begin Records for the exercise

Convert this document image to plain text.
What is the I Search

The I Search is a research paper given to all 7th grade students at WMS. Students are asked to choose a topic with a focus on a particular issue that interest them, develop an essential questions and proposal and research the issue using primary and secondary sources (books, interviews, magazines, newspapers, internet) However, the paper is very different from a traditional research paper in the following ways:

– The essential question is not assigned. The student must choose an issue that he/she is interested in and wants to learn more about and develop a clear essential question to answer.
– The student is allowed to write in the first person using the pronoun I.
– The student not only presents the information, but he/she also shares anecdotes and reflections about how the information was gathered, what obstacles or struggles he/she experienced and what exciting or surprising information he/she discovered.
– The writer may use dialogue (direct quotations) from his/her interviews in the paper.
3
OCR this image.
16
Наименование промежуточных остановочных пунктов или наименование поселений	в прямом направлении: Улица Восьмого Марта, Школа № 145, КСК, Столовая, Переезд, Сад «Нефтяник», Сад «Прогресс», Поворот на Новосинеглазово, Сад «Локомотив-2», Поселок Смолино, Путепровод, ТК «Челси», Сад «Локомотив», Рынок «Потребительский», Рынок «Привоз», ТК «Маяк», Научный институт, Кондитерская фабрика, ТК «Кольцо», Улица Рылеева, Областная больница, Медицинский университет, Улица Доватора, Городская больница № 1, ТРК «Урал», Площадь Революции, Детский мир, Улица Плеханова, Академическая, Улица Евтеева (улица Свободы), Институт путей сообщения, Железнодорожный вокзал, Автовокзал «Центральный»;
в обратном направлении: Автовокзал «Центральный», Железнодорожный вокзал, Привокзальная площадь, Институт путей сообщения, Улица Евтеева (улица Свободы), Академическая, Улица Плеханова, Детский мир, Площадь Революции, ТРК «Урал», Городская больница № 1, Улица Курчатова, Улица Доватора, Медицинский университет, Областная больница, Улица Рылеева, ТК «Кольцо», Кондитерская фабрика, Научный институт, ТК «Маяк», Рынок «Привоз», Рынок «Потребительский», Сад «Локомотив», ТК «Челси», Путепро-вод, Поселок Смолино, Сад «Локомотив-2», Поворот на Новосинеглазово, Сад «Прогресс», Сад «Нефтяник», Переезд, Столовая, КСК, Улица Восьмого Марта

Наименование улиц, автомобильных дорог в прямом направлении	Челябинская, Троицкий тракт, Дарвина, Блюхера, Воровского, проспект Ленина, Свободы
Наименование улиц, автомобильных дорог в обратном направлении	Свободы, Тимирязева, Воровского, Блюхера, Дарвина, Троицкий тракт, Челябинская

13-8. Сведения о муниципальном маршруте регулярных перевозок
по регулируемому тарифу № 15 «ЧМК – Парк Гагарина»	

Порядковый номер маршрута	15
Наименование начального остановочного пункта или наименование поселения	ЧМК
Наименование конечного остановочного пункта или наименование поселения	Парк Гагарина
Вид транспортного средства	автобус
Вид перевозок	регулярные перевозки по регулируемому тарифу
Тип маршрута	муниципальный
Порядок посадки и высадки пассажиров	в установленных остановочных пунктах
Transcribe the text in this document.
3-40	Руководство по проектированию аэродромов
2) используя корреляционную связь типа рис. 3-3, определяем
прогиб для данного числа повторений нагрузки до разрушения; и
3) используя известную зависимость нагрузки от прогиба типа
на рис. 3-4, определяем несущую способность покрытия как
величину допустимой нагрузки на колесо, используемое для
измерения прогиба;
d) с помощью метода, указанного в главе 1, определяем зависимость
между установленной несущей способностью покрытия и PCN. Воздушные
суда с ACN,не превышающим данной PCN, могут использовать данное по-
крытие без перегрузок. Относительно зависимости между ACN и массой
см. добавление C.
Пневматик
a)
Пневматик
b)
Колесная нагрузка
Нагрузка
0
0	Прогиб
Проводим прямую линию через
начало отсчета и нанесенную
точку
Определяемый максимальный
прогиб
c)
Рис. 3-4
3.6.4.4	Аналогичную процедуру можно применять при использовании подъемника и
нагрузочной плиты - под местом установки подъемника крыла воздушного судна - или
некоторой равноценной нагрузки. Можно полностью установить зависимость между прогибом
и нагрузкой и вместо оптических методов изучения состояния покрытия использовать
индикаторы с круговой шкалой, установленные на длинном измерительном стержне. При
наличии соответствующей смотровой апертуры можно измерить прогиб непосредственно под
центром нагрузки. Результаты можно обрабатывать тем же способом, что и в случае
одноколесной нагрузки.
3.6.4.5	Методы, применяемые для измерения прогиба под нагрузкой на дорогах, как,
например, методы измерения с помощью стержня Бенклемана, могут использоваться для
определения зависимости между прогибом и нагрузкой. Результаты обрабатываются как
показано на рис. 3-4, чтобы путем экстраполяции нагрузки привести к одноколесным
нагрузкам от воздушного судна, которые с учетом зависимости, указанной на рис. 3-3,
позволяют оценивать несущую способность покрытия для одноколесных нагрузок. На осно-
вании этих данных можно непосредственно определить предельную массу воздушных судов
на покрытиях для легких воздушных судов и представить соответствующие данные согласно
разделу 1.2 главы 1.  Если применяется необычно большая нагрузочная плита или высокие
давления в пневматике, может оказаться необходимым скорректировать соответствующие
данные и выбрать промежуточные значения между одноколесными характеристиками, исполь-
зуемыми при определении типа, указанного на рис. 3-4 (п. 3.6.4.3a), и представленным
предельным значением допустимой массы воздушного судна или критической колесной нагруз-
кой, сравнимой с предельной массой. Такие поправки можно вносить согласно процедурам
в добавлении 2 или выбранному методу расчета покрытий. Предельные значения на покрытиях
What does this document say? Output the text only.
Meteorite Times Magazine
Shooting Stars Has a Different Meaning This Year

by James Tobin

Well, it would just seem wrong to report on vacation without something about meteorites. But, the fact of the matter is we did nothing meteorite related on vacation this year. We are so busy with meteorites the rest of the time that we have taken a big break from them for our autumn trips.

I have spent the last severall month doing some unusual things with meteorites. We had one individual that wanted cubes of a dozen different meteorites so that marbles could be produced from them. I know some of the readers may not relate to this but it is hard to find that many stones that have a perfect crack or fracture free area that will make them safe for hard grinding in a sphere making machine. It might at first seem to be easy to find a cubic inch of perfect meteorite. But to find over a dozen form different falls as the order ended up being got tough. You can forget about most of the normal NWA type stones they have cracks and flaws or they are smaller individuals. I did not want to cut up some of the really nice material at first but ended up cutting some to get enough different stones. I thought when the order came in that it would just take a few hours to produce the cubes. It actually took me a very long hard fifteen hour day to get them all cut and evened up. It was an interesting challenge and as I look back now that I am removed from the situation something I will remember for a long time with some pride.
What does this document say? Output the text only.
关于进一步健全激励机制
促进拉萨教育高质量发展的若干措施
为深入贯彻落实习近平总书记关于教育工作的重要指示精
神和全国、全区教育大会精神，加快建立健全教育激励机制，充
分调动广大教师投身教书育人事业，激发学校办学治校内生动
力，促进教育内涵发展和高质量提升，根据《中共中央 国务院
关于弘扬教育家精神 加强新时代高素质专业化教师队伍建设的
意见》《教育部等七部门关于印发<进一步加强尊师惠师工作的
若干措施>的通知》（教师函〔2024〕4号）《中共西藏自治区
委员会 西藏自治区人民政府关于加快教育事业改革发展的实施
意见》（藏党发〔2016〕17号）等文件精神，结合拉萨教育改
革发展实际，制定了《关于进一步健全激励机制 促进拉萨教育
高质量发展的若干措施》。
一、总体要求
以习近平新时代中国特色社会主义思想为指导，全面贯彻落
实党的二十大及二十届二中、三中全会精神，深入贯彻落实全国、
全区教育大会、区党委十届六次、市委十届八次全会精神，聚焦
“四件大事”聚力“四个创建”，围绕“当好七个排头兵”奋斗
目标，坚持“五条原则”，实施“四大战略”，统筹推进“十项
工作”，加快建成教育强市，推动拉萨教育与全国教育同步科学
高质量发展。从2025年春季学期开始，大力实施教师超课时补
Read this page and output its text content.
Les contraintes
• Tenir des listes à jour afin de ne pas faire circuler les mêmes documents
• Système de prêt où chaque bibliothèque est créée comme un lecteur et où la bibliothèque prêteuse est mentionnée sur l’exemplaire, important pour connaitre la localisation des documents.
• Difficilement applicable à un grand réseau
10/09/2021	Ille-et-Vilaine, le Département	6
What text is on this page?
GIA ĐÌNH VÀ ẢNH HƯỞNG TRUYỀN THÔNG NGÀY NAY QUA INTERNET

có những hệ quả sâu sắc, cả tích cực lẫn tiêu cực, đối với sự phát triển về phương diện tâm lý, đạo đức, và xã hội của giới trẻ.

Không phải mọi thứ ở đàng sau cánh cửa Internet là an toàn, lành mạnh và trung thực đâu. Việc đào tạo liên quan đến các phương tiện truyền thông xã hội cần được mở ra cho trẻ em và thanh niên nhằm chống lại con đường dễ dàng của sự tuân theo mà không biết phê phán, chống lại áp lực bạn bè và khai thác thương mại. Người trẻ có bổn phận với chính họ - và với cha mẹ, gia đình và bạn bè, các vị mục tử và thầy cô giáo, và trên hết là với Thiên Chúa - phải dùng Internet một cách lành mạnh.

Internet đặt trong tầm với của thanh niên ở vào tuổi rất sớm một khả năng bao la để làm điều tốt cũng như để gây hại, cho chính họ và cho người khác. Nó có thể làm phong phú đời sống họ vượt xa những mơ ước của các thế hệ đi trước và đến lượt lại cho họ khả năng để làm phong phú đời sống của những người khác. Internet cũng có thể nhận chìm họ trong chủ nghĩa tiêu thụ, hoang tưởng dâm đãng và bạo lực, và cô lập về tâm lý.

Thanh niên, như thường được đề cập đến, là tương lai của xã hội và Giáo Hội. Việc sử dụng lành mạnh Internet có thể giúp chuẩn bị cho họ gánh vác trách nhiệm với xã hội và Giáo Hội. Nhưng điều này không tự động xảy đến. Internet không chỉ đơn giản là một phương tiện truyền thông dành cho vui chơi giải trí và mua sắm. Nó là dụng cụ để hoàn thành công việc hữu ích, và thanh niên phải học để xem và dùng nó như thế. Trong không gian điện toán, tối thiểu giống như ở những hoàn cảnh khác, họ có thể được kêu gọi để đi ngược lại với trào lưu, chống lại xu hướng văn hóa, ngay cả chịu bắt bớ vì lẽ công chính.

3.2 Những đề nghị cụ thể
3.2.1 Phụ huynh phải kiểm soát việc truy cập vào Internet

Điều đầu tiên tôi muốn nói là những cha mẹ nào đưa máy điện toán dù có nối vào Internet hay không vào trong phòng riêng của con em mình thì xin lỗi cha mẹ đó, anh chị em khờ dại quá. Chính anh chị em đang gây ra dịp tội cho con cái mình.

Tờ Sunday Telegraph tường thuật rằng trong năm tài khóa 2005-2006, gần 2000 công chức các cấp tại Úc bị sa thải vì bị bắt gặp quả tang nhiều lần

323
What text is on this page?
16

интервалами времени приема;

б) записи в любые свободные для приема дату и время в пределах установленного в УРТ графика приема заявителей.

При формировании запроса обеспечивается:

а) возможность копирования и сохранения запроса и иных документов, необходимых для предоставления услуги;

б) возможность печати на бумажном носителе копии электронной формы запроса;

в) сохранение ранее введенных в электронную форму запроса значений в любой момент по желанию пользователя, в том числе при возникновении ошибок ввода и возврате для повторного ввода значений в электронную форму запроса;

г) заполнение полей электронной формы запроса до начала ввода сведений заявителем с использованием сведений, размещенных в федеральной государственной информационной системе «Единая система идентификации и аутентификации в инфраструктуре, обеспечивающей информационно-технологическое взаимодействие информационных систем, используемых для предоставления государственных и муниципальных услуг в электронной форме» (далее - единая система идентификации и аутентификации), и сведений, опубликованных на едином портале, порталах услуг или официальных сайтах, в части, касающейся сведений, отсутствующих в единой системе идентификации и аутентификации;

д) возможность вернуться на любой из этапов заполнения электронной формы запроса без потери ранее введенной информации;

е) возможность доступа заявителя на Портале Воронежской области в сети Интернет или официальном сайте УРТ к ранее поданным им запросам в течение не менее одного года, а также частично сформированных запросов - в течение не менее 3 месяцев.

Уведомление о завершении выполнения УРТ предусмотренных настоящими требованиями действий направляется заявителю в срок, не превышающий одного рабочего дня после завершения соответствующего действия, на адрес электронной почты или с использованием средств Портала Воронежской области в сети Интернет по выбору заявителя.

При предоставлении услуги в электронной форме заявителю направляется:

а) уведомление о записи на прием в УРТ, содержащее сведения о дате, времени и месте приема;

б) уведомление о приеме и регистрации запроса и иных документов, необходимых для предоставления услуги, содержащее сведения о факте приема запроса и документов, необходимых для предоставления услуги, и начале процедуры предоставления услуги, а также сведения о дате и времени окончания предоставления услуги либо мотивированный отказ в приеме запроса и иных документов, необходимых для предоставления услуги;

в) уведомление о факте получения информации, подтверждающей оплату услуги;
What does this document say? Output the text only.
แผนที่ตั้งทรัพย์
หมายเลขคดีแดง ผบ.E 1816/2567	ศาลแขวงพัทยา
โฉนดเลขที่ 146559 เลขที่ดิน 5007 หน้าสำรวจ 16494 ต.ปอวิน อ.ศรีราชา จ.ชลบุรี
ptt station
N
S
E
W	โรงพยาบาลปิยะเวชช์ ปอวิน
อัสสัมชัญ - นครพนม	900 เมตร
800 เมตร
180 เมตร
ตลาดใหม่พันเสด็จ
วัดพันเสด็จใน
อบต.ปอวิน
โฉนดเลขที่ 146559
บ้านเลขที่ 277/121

end Records for the exercise

**Given request**
In the entries above, find each line with the word "Медицинский" and show it.

**Correct response**
Наименование промежуточных остановочных пунктов или наименование поселений	в прямом направлении: Улица Восьмого Марта, Школа № 145, КСК, Столовая, Переезд, Сад «Нефтяник», Сад «Прогресс», Поворот на Новосинеглазово, Сад «Локомотив-2», Поселок Смолино, Путепровод, ТК «Челси», Сад «Локомотив», Рынок «Потребительский», Рынок «Привоз», ТК «Маяк», Научный институт, Кондитерская фабрика, ТК «Кольцо», Улица Рылеева, Областная больница, Медицинский университет, Улица Доватора, Городская больница № 1, ТРК «Урал», Площадь Революции, Детский мир, Улица Плеханова, Академическая, Улица Евтеева (улица Свободы), Институт путей сообщения, Железнодорожный вокзал, Автовокзал «Центральный»;
в обратном направлении: Автовокзал «Центральный», Железнодорожный вокзал, Привокзальная площадь, Институт путей сообщения, Улица Евтеева (улица Свободы), Академическая, Улица Плеханова, Детский мир, Площадь Революции, ТРК «Урал», Городская больница № 1, Улица Курчатова, Улица Доватора, Медицинский университет, Областная больница, Улица Рылеева, ТК «Кольцо», Кондитерская фабрика, Научный институт, ТК «Маяк», Рынок «Привоз», Рынок «Потребительский», Сад «Локомотив», ТК «Челси», Путепро-вод, Поселок Смолино, Сад «Локомотив-2», Поворот на Новосинеглазово, Сад «Прогресс», Сад «Нефтяник», Переезд, Столовая, КСК, Улица Восьмого Марта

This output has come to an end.